Return the material word for word. Do not include pictures.

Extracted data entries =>
BEGIN
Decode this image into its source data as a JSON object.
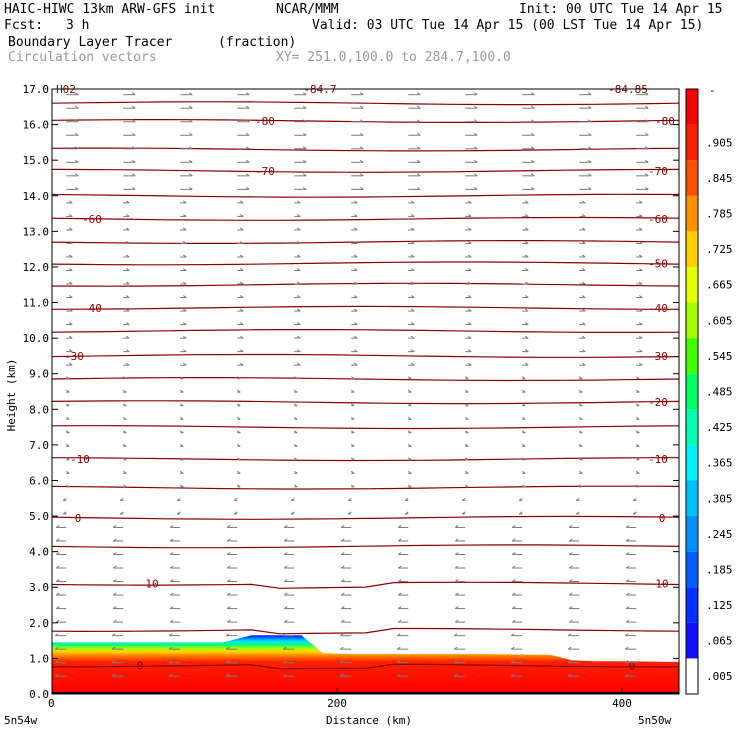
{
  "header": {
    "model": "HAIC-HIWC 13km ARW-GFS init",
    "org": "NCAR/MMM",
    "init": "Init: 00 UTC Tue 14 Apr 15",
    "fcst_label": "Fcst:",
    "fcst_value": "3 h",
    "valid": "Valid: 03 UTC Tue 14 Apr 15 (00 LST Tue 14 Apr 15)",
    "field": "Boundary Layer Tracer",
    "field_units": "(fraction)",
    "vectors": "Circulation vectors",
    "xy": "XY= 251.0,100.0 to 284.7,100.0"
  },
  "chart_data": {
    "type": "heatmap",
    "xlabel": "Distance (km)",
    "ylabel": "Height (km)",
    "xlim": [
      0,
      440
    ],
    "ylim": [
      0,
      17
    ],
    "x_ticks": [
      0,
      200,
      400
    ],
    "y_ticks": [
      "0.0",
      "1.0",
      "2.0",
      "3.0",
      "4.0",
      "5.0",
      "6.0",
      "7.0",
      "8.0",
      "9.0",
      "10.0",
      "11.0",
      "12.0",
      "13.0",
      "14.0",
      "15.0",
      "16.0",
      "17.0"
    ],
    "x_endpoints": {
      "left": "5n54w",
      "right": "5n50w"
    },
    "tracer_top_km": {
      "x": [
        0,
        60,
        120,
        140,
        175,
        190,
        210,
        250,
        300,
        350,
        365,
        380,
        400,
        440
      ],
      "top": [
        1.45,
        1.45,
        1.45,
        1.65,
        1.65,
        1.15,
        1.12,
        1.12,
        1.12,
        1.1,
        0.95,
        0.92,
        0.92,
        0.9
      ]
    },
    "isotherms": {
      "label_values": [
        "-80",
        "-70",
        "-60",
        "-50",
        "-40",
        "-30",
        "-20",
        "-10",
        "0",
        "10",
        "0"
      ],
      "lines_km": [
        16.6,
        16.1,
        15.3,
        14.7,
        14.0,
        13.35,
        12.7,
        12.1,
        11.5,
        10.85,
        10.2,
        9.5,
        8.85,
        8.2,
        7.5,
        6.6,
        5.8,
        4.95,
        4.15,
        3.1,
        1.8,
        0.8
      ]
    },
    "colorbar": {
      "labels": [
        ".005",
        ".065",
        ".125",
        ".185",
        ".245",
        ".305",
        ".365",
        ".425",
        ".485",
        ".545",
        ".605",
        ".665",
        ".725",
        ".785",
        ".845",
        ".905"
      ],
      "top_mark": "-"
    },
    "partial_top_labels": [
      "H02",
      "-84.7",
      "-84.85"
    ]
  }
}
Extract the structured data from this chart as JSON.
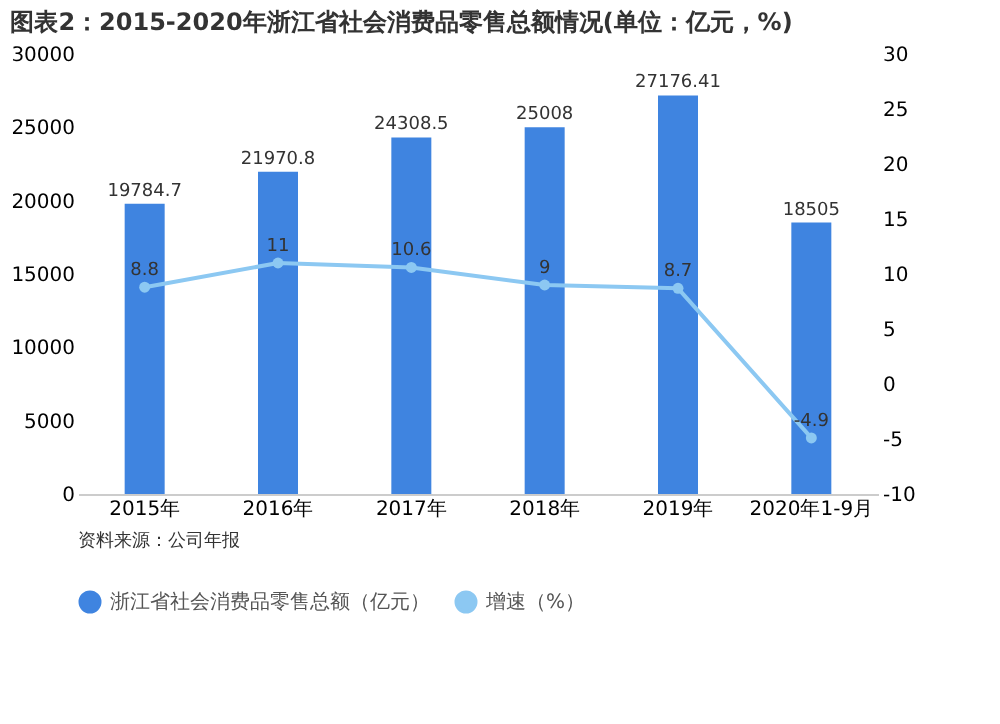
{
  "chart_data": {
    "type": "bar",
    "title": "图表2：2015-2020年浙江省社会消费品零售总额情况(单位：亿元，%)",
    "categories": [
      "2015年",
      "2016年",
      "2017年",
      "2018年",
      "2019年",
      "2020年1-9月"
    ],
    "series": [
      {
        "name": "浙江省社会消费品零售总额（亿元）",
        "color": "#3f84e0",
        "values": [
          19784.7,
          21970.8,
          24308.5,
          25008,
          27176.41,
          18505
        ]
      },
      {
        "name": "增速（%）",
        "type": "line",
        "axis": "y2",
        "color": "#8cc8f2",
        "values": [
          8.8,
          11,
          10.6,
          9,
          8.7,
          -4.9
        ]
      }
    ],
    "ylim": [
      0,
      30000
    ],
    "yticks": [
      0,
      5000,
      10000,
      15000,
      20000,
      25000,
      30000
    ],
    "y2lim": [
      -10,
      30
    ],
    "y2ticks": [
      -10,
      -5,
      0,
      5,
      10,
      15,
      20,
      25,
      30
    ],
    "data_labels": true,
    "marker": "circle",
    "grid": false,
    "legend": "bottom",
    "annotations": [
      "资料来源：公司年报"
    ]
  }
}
END
Answer for this exercise =>
Decode this image into its source data as a JSON object.
{
  "header": {
    "model": "HAIC-HIWC 13km ARW-GFS init",
    "org": "NCAR/MMM",
    "init": "Init: 00 UTC Tue 14 Apr 15",
    "fcst_label": "Fcst:",
    "fcst_value": "3 h",
    "valid": "Valid: 03 UTC Tue 14 Apr 15 (00 LST Tue 14 Apr 15)",
    "field": "Boundary Layer Tracer",
    "field_units": "(fraction)",
    "vectors": "Circulation vectors",
    "xy": "XY= 251.0,100.0 to 284.7,100.0"
  },
  "chart_data": {
    "type": "heatmap",
    "xlabel": "Distance (km)",
    "ylabel": "Height (km)",
    "xlim": [
      0,
      440
    ],
    "ylim": [
      0,
      17
    ],
    "x_ticks": [
      0,
      200,
      400
    ],
    "y_ticks": [
      "0.0",
      "1.0",
      "2.0",
      "3.0",
      "4.0",
      "5.0",
      "6.0",
      "7.0",
      "8.0",
      "9.0",
      "10.0",
      "11.0",
      "12.0",
      "13.0",
      "14.0",
      "15.0",
      "16.0",
      "17.0"
    ],
    "x_endpoints": {
      "left": "5n54w",
      "right": "5n50w"
    },
    "tracer_top_km": {
      "x": [
        0,
        60,
        120,
        140,
        175,
        190,
        210,
        250,
        300,
        350,
        365,
        380,
        400,
        440
      ],
      "top": [
        1.45,
        1.45,
        1.45,
        1.65,
        1.65,
        1.15,
        1.12,
        1.12,
        1.12,
        1.1,
        0.95,
        0.92,
        0.92,
        0.9
      ]
    },
    "isotherms": {
      "label_values": [
        "-80",
        "-70",
        "-60",
        "-50",
        "-40",
        "-30",
        "-20",
        "-10",
        "0",
        "10",
        "0"
      ],
      "lines_km": [
        16.6,
        16.1,
        15.3,
        14.7,
        14.0,
        13.35,
        12.7,
        12.1,
        11.5,
        10.85,
        10.2,
        9.5,
        8.85,
        8.2,
        7.5,
        6.6,
        5.8,
        4.95,
        4.15,
        3.1,
        1.8,
        0.8
      ]
    },
    "colorbar": {
      "labels": [
        ".005",
        ".065",
        ".125",
        ".185",
        ".245",
        ".305",
        ".365",
        ".425",
        ".485",
        ".545",
        ".605",
        ".665",
        ".725",
        ".785",
        ".845",
        ".905"
      ],
      "top_mark": "-"
    },
    "partial_top_labels": [
      "H02",
      "-84.7",
      "-84.85"
    ]
  }
}
Extract the structured data from this chart as JSON.
{
  "chart_data": {
    "type": "bar",
    "title": "图表2：2015-2020年浙江省社会消费品零售总额情况(单位：亿元，%)",
    "categories": [
      "2015年",
      "2016年",
      "2017年",
      "2018年",
      "2019年",
      "2020年1-9月"
    ],
    "series": [
      {
        "name": "浙江省社会消费品零售总额（亿元）",
        "color": "#3f84e0",
        "values": [
          19784.7,
          21970.8,
          24308.5,
          25008,
          27176.41,
          18505
        ]
      },
      {
        "name": "增速（%）",
        "type": "line",
        "axis": "y2",
        "color": "#8cc8f2",
        "values": [
          8.8,
          11,
          10.6,
          9,
          8.7,
          -4.9
        ]
      }
    ],
    "ylim": [
      0,
      30000
    ],
    "yticks": [
      0,
      5000,
      10000,
      15000,
      20000,
      25000,
      30000
    ],
    "y2lim": [
      -10,
      30
    ],
    "y2ticks": [
      -10,
      -5,
      0,
      5,
      10,
      15,
      20,
      25,
      30
    ],
    "data_labels": true,
    "marker": "circle",
    "grid": false,
    "legend": "bottom",
    "annotations": [
      "资料来源：公司年报"
    ]
  }
}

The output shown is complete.